* _ACTIVITY_
The answer must consist of each line of the records below that contains the string "JSON".

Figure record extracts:
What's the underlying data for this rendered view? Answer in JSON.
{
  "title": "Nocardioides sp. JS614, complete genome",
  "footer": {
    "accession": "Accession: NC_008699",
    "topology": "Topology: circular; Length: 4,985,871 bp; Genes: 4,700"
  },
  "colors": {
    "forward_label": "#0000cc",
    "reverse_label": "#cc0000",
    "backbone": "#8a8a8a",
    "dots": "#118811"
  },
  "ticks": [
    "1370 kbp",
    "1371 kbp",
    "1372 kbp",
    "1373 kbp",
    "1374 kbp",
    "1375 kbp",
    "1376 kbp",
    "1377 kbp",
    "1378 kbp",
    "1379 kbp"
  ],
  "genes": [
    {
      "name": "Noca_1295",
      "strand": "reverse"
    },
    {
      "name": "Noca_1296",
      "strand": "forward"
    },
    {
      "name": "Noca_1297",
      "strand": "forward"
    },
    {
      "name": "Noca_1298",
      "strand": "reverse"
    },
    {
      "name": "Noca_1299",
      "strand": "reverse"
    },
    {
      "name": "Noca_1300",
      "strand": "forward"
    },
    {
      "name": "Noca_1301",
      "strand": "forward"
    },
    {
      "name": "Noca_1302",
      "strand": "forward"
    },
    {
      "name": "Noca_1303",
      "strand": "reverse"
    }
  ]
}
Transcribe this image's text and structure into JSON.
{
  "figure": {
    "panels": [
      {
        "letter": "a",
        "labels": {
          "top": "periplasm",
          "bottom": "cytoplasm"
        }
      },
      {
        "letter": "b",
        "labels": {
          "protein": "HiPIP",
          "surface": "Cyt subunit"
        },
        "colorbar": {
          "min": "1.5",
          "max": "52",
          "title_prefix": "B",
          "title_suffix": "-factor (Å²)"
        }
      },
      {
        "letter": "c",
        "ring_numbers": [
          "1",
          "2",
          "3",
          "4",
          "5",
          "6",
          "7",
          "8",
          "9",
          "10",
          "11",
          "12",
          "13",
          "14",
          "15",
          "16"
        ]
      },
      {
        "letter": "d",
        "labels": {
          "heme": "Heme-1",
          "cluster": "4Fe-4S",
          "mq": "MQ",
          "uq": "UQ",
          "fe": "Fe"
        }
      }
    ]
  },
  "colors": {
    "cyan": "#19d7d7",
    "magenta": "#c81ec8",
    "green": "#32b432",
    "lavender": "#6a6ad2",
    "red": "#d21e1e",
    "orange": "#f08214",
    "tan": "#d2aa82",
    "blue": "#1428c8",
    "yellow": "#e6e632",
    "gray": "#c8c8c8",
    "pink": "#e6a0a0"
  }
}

* _REPLY TO THE EXERCISE_
What's the underlying data for this rendered view? Answer in JSON.
Transcribe this image's text and structure into JSON.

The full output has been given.